**WORK TO DO**
Each entry below must be repeated exactly, with pictures left out.

**DATA EXTRACT**
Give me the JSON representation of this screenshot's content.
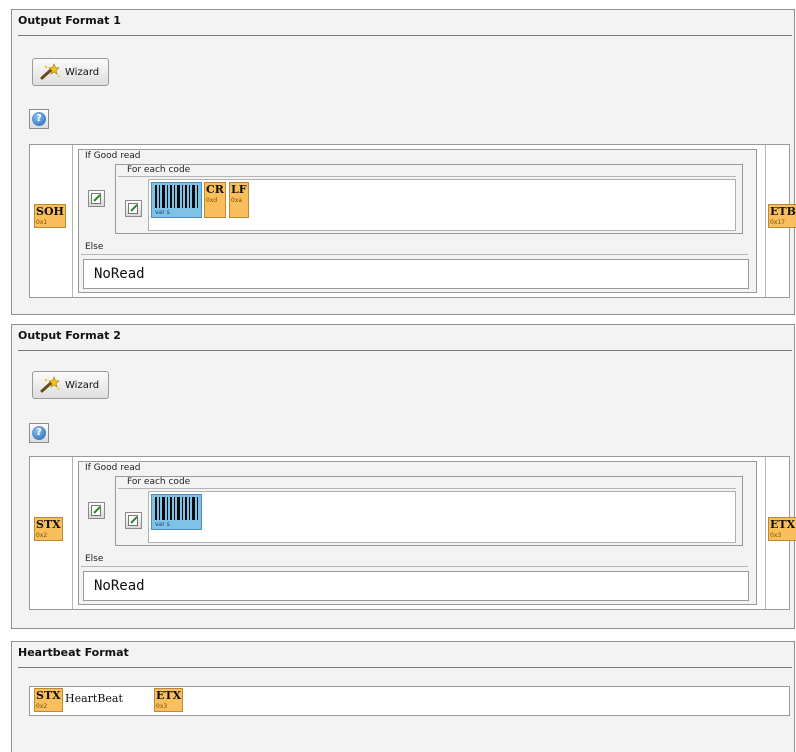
{
  "output_format_1": {
    "title": "Output Format 1",
    "wizard_label": "Wizard",
    "help_glyph": "?",
    "prefix": {
      "sym": "SOH",
      "hex": "0x1"
    },
    "suffix": {
      "sym": "ETB",
      "hex": "0x17"
    },
    "if_label": "If Good read",
    "foreach_label": "For each code",
    "barcode_label": "var s",
    "code_tokens": [
      {
        "sym": "CR",
        "hex": "0xd"
      },
      {
        "sym": "LF",
        "hex": "0xa"
      }
    ],
    "else_label": "Else",
    "else_value": "NoRead"
  },
  "output_format_2": {
    "title": "Output Format 2",
    "wizard_label": "Wizard",
    "help_glyph": "?",
    "prefix": {
      "sym": "STX",
      "hex": "0x2"
    },
    "suffix": {
      "sym": "ETX",
      "hex": "0x3"
    },
    "if_label": "If Good read",
    "foreach_label": "For each code",
    "barcode_label": "var s",
    "else_label": "Else",
    "else_value": "NoRead"
  },
  "heartbeat_format": {
    "title": "Heartbeat Format",
    "prefix": {
      "sym": "STX",
      "hex": "0x2"
    },
    "text": "HeartBeat",
    "suffix": {
      "sym": "ETX",
      "hex": "0x3"
    }
  },
  "icons": [
    "wand-icon",
    "help-icon",
    "edit-icon",
    "barcode-icon"
  ],
  "colors": {
    "token_bg": "#f9bf5c",
    "barcode_bg": "#7fc2e8",
    "panel_bg": "#f3f3f3"
  }
}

**RESPONSE TO THIS TASK**
Give me the JSON representation of this screenshot's content.
{
  "output_format_1": {
    "title": "Output Format 1",
    "wizard_label": "Wizard",
    "help_glyph": "?",
    "prefix": {
      "sym": "SOH",
      "hex": "0x1"
    },
    "suffix": {
      "sym": "ETB",
      "hex": "0x17"
    },
    "if_label": "If Good read",
    "foreach_label": "For each code",
    "barcode_label": "var s",
    "code_tokens": [
      {
        "sym": "CR",
        "hex": "0xd"
      },
      {
        "sym": "LF",
        "hex": "0xa"
      }
    ],
    "else_label": "Else",
    "else_value": "NoRead"
  },
  "output_format_2": {
    "title": "Output Format 2",
    "wizard_label": "Wizard",
    "help_glyph": "?",
    "prefix": {
      "sym": "STX",
      "hex": "0x2"
    },
    "suffix": {
      "sym": "ETX",
      "hex": "0x3"
    },
    "if_label": "If Good read",
    "foreach_label": "For each code",
    "barcode_label": "var s",
    "else_label": "Else",
    "else_value": "NoRead"
  },
  "heartbeat_format": {
    "title": "Heartbeat Format",
    "prefix": {
      "sym": "STX",
      "hex": "0x2"
    },
    "text": "HeartBeat",
    "suffix": {
      "sym": "ETX",
      "hex": "0x3"
    }
  },
  "icons": [
    "wand-icon",
    "help-icon",
    "edit-icon",
    "barcode-icon"
  ],
  "colors": {
    "token_bg": "#f9bf5c",
    "barcode_bg": "#7fc2e8",
    "panel_bg": "#f3f3f3"
  }
}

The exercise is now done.